SHORT EXERCISE: Render the lines as a Markdown table with columns "Index" and "Text", starting at the first line and ending at the line containing "staticText: WDR 5 [122,246,184,251]", both included. Number each row in "Index" and omit blank lines.

— START DATA FOR THIS EXERCISE —

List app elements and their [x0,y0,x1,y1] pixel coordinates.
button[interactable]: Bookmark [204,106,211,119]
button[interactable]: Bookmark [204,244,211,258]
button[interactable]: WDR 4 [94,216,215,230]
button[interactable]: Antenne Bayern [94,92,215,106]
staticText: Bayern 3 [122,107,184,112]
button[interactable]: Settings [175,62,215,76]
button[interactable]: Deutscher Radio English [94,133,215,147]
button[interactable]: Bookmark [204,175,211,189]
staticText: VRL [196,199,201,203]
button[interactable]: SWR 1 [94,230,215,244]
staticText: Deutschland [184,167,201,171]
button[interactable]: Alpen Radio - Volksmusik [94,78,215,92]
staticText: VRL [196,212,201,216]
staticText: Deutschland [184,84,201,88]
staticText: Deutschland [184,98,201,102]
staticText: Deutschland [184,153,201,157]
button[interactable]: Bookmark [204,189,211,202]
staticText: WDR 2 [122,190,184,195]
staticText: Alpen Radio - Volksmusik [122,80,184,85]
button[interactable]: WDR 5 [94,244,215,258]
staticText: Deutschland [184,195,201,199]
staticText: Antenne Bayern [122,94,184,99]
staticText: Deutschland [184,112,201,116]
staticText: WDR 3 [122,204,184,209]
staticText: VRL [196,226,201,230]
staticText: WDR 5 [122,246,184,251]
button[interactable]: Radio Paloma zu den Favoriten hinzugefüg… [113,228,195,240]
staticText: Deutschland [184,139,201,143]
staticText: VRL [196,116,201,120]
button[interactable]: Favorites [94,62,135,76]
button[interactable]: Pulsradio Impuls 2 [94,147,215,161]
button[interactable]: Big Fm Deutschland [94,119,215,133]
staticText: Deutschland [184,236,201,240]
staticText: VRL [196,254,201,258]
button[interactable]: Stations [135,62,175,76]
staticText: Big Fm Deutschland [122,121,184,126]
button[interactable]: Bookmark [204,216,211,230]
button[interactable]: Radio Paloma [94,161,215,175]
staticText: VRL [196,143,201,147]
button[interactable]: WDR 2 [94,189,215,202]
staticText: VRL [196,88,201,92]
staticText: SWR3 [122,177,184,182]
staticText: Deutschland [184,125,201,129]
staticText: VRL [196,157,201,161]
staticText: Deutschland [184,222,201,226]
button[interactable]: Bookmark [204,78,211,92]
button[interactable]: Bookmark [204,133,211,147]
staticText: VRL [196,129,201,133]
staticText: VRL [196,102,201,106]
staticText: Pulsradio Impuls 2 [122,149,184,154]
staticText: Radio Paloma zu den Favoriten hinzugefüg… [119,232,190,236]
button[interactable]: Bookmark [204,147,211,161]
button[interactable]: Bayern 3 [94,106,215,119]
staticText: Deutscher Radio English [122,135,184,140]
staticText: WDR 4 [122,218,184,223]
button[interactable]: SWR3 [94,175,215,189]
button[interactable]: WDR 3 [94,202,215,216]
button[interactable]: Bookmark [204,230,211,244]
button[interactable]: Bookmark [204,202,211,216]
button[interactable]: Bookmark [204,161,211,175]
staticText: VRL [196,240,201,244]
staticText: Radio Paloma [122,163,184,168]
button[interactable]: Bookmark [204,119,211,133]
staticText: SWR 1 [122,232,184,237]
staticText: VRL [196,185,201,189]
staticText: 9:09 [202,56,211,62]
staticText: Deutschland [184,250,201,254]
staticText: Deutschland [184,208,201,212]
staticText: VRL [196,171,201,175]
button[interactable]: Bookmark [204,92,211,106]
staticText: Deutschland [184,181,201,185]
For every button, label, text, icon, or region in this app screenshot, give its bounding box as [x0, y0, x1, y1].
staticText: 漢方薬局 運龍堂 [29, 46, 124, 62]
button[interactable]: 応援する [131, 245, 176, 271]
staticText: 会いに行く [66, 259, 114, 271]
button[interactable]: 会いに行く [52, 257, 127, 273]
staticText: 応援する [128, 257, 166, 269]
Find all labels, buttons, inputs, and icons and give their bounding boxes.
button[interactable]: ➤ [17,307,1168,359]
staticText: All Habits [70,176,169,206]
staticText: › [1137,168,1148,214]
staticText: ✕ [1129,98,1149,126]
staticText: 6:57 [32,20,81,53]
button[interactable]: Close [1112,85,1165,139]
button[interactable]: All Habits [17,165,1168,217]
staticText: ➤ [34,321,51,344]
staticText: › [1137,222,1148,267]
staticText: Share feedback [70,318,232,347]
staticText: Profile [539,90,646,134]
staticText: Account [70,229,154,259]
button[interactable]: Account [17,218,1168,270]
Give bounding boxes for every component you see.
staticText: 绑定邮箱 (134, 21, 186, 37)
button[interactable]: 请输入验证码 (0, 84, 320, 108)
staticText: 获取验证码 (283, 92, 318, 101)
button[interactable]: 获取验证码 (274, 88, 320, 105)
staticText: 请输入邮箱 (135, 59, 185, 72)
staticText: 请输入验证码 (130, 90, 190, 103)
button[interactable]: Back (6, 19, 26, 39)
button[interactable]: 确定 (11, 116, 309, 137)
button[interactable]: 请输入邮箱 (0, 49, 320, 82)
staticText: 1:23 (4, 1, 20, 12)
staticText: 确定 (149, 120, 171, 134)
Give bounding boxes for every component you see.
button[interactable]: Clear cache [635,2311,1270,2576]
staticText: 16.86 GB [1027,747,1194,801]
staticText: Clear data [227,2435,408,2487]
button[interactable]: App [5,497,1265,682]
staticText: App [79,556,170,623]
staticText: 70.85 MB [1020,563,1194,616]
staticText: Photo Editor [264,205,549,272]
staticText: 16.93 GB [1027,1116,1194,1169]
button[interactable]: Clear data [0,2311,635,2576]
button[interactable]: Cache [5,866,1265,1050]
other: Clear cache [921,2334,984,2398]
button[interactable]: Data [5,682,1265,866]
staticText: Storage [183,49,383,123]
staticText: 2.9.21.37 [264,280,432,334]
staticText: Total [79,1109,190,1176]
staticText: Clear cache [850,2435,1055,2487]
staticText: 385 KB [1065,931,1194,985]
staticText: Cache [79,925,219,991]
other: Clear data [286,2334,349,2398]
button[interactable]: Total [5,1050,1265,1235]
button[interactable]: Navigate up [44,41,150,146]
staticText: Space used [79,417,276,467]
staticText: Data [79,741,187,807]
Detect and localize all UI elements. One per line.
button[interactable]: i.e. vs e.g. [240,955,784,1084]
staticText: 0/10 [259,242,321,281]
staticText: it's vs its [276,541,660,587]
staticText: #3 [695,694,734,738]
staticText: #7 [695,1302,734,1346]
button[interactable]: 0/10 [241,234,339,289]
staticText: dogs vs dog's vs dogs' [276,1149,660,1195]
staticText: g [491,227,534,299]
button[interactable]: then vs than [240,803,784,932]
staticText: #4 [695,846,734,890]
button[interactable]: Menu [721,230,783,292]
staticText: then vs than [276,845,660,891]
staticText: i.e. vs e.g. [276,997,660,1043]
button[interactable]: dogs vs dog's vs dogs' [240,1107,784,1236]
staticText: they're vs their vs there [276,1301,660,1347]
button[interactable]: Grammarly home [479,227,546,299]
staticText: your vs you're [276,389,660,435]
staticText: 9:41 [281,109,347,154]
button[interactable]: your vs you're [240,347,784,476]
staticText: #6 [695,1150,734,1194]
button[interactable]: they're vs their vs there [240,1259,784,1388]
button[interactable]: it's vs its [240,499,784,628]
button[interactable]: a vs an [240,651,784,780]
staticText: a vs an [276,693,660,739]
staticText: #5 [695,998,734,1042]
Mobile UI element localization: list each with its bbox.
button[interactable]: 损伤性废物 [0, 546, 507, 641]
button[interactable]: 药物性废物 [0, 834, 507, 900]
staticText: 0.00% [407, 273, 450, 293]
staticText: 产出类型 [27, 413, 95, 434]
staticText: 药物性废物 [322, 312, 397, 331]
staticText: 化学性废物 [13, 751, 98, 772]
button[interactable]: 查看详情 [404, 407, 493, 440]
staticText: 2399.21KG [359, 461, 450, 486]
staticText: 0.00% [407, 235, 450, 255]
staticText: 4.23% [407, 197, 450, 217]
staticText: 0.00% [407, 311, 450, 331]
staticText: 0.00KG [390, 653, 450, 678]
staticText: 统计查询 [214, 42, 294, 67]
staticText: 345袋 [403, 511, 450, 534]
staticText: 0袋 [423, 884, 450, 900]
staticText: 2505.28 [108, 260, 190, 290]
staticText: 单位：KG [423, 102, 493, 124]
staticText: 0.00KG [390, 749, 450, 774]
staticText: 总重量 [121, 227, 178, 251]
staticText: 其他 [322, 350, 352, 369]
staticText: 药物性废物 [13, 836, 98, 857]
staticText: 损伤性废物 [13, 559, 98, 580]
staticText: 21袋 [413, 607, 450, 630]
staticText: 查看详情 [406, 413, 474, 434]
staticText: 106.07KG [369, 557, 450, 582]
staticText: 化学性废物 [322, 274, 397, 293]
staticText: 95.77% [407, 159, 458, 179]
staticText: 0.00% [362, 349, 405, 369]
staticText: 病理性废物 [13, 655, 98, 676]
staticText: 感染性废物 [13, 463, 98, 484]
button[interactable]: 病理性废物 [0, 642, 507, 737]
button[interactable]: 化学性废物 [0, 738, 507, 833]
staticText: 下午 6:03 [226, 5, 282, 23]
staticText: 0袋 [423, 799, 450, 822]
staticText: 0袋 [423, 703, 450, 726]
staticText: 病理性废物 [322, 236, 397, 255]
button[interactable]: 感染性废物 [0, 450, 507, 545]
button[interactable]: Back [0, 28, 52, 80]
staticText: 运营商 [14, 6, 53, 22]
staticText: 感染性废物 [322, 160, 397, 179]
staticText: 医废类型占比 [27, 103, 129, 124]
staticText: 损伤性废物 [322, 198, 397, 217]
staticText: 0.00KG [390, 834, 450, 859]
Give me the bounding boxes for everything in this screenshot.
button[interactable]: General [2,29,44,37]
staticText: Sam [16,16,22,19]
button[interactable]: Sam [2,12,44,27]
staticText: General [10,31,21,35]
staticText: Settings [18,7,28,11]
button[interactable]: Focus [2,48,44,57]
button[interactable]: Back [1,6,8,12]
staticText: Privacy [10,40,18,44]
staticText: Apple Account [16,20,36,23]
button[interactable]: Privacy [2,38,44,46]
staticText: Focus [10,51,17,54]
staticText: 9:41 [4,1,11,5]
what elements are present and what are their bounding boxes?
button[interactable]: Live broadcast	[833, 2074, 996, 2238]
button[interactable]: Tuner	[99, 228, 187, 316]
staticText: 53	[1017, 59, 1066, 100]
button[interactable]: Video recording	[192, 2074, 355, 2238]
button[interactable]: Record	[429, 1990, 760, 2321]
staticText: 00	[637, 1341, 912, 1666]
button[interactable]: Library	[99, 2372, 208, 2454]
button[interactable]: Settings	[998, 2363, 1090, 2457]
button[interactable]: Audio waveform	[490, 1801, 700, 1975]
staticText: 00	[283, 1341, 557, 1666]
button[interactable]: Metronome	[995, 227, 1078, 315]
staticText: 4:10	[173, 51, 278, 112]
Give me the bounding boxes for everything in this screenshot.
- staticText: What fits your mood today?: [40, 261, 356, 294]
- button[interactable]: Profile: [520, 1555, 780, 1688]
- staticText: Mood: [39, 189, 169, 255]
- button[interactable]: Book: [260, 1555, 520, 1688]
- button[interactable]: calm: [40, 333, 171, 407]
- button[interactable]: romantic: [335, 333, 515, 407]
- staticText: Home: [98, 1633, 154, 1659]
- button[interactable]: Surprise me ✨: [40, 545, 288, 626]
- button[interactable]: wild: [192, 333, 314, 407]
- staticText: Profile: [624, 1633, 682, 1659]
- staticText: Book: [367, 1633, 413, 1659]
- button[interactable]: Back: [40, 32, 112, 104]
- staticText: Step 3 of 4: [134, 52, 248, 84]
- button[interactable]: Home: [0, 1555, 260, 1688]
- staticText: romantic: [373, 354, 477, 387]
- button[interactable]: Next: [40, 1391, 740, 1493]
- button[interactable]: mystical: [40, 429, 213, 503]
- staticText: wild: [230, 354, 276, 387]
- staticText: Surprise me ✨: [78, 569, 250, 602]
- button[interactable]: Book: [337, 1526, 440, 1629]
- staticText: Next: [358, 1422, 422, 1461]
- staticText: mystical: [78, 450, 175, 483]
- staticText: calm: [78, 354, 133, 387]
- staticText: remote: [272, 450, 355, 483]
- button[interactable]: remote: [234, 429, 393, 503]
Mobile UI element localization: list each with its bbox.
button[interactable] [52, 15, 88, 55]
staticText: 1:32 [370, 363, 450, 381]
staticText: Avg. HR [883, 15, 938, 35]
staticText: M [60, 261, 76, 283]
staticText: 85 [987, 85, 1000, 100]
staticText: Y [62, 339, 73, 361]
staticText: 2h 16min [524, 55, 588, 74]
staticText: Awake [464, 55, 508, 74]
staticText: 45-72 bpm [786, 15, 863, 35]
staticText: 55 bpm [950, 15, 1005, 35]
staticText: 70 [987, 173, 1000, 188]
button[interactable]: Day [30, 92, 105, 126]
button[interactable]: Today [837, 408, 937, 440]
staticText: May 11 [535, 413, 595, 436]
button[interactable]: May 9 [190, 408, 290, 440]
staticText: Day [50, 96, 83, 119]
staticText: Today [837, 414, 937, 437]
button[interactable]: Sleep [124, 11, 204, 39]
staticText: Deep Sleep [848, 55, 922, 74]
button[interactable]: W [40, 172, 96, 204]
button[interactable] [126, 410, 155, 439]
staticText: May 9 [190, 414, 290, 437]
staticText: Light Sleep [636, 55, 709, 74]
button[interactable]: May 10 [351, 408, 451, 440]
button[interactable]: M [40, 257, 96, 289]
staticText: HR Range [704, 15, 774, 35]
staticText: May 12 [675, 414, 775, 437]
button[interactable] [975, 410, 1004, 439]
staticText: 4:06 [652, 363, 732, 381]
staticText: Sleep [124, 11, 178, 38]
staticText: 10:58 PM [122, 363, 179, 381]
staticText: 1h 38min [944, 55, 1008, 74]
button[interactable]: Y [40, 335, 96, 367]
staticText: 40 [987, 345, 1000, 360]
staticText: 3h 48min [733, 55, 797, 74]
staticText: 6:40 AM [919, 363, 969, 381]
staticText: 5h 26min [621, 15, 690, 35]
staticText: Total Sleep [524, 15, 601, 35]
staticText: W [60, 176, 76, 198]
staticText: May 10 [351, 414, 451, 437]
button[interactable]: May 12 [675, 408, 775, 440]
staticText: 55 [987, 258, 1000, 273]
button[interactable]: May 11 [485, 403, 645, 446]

— END DATA FOR THIS EXERCISE —

CORRECT RESPONSE:
| Index | Text |
|---|---|
| 1 | List app elements and their [x0,y0,x1,y1] pixel coordinates. |
| 2 | button[interactable]: Bookmark [204,106,211,119] |
| 3 | button[interactable]: Bookmark [204,244,211,258] |
| 4 | button[interactable]: WDR 4 [94,216,215,230] |
| 5 | button[interactable]: Antenne Bayern [94,92,215,106] |
| 6 | staticText: Bayern 3 [122,107,184,112] |
| 7 | button[interactable]: Settings [175,62,215,76] |
| 8 | button[interactable]: Deutscher Radio English [94,133,215,147] |
| 9 | button[interactable]: Bookmark [204,175,211,189] |
| 10 | staticText: VRL [196,199,201,203] |
| 11 | button[interactable]: SWR 1 [94,230,215,244] |
| 12 | staticText: Deutschland [184,167,201,171] |
| 13 | button[interactable]: Alpen Radio - Volksmusik [94,78,215,92] |
| 14 | staticText: VRL [196,212,201,216] |
| 15 | staticText: Deutschland [184,84,201,88] |
| 16 | staticText: Deutschland [184,98,201,102] |
| 17 | staticText: Deutschland [184,153,201,157] |
| 18 | button[interactable]: Bookmark [204,189,211,202] |
| 19 | staticText: WDR 2 [122,190,184,195] |
| 20 | staticText: Alpen Radio - Volksmusik [122,80,184,85] |
| 21 | button[interactable]: WDR 5 [94,244,215,258] |
| 22 | staticText: Deutschland [184,195,201,199] |
| 23 | staticText: Antenne Bayern [122,94,184,99] |
| 24 | staticText: Deutschland [184,112,201,116] |
| 25 | staticText: WDR 3 [122,204,184,209] |
| 26 | staticText: VRL [196,226,201,230] |
| 27 | staticText: WDR 5 [122,246,184,251] |